Exercise goal: Please restate the following records word for word.

Dataset excerpts:
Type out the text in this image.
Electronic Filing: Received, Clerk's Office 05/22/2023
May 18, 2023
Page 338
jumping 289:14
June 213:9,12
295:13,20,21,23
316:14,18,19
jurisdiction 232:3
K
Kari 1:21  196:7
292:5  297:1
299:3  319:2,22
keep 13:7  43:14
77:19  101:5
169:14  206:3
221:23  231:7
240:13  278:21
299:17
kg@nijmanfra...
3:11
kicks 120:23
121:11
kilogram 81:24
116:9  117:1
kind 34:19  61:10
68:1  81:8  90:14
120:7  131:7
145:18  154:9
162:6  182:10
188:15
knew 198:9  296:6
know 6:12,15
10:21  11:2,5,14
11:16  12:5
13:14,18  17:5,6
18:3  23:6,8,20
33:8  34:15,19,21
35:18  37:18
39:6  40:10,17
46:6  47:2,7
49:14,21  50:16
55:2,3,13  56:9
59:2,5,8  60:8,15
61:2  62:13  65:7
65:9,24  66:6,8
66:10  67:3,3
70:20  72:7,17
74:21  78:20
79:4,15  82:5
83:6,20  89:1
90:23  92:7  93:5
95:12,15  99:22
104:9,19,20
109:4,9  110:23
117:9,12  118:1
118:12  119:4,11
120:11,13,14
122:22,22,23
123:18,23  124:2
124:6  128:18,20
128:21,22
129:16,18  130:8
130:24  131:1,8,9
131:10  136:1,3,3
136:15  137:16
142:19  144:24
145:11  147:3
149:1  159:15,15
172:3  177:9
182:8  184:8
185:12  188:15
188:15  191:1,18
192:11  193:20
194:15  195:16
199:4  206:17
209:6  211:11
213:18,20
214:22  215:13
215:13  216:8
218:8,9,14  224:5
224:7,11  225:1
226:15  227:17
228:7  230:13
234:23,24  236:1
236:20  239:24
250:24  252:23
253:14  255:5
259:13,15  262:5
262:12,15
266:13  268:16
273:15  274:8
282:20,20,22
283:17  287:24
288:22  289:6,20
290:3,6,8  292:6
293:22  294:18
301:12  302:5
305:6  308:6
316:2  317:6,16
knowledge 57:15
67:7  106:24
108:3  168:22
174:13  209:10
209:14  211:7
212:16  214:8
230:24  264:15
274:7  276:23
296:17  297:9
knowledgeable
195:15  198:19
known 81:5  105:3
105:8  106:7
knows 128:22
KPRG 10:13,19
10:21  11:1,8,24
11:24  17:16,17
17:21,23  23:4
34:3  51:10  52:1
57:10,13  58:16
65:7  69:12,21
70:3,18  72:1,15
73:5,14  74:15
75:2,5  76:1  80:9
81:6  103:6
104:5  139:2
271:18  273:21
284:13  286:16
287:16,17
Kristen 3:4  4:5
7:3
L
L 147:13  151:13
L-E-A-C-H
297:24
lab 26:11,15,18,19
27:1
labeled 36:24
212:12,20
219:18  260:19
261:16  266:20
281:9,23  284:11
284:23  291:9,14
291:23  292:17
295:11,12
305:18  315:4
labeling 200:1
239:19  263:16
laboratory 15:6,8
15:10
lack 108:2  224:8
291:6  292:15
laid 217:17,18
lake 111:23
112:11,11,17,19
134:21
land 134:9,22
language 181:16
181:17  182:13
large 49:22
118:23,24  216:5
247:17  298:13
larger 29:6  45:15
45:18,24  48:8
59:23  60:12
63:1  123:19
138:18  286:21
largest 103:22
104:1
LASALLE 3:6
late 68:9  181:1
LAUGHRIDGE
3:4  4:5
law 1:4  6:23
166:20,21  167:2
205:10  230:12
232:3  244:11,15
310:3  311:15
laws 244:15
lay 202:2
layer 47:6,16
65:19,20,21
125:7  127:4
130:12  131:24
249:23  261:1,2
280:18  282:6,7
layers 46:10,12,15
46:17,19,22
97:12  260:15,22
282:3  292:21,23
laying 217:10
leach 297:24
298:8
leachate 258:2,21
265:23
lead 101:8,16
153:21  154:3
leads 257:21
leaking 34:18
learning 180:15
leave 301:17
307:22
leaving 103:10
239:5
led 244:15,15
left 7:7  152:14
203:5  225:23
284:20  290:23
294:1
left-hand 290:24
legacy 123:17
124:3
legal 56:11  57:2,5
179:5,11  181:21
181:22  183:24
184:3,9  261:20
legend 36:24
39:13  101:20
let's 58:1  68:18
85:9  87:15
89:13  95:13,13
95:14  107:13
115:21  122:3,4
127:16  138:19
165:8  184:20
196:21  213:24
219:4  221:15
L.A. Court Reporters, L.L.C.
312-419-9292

Solution to the exercise:
Type out the text in this image.
Electronic Filing: Received, Clerk's Office 05/22/2023
May 18, 2023
Page 338
jumping 289:14
June 213:9,12
295:13,20,21,23
316:14,18,19
jurisdiction 232:3
K
Kari 1:21  196:7
292:5  297:1
299:3  319:2,22
keep 13:7  43:14
77:19  101:5
169:14  206:3
221:23  231:7
240:13  278:21
299:17
kg@nijmanfra...
3:11
kicks 120:23
121:11
kilogram 81:24
116:9  117:1
kind 34:19  61:10
68:1  81:8  90:14
120:7  131:7
145:18  154:9
162:6  182:10
188:15
knew 198:9  296:6
know 6:12,15
10:21  11:2,5,14
11:16  12:5
13:14,18  17:5,6
18:3  23:6,8,20
33:8  34:15,19,21
35:18  37:18
39:6  40:10,17
46:6  47:2,7
49:14,21  50:16
55:2,3,13  56:9
59:2,5,8  60:8,15
61:2  62:13  65:7
65:9,24  66:6,8
66:10  67:3,3
70:20  72:7,17
74:21  78:20
79:4,15  82:5
83:6,20  89:1
90:23  92:7  93:5
95:12,15  99:22
104:9,19,20
109:4,9  110:23
117:9,12  118:1
118:12  119:4,11
120:11,13,14
122:22,22,23
123:18,23  124:2
124:6  128:18,20
128:21,22
129:16,18  130:8
130:24  131:1,8,9
131:10  136:1,3,3
136:15  137:16
142:19  144:24
145:11  147:3
149:1  159:15,15
172:3  177:9
182:8  184:8
185:12  188:15
188:15  191:1,18
192:11  193:20
194:15  195:16
199:4  206:17
209:6  211:11
213:18,20
214:22  215:13
215:13  216:8
218:8,9,14  224:5
224:7,11  225:1
226:15  227:17
228:7  230:13
234:23,24  236:1
236:20  239:24
250:24  252:23
253:14  255:5
259:13,15  262:5
262:12,15
266:13  268:16
273:15  274:8
282:20,20,22
283:17  287:24
288:22  289:6,20
290:3,6,8  292:6
293:22  294:18
301:12  302:5
305:6  308:6
316:2  317:6,16
knowledge 57:15
67:7  106:24
108:3  168:22
174:13  209:10
209:14  211:7
212:16  214:8
230:24  264:15
274:7  276:23
296:17  297:9
knowledgeable
195:15  198:19
known 81:5  105:3
105:8  106:7
knows 128:22
KPRG 10:13,19
10:21  11:1,8,24
11:24  17:16,17
17:21,23  23:4
34:3  51:10  52:1
57:10,13  58:16
65:7  69:12,21
70:3,18  72:1,15
73:5,14  74:15
75:2,5  76:1  80:9
81:6  103:6
104:5  139:2
271:18  273:21
284:13  286:16
287:16,17
Kristen 3:4  4:5
7:3
L
L 147:13  151:13
L-E-A-C-H
297:24
lab 26:11,15,18,19
27:1
labeled 36:24
212:12,20
219:18  260:19
261:16  266:20
281:9,23  284:11
284:23  291:9,14
291:23  292:17
295:11,12
305:18  315:4
labeling 200:1
239:19  263:16
laboratory 15:6,8
15:10
lack 108:2  224:8
291:6  292:15
laid 217:17,18
lake 111:23
112:11,11,17,19
134:21
land 134:9,22
language 181:16
181:17  182:13
large 49:22
118:23,24  216:5
247:17  298:13
larger 29:6  45:15
45:18,24  48:8
59:23  60:12
63:1  123:19
138:18  286:21
largest 103:22
104:1
LASALLE 3:6
late 68:9  181:1
LAUGHRIDGE
3:4  4:5
law 1:4  6:23
166:20,21  167:2
205:10  230:12
232:3  244:11,15
310:3  311:15
laws 244:15
lay 202:2
layer 47:6,16
65:19,20,21
125:7  127:4
130:12  131:24
249:23  261:1,2
280:18  282:6,7
layers 46:10,12,15
46:17,19,22
97:12  260:15,22
282:3  292:21,23
laying 217:10
leach 297:24
298:8
leachate 258:2,21
265:23
lead 101:8,16
153:21  154:3
leads 257:21
leaking 34:18
learning 180:15
leave 301:17
307:22
leaving 103:10
239:5
led 244:15,15
left 7:7  152:14
203:5  225:23
284:20  290:23
294:1
left-hand 290:24
legacy 123:17
124:3
legal 56:11  57:2,5
179:5,11  181:21
181:22  183:24
184:3,9  261:20
legend 36:24
39:13  101:20
let's 58:1  68:18
85:9  87:15
89:13  95:13,13
95:14  107:13
115:21  122:3,4
127:16  138:19
165:8  184:20
196:21  213:24
219:4  221:15
L.A. Court Reporters, L.L.C.
312-419-9292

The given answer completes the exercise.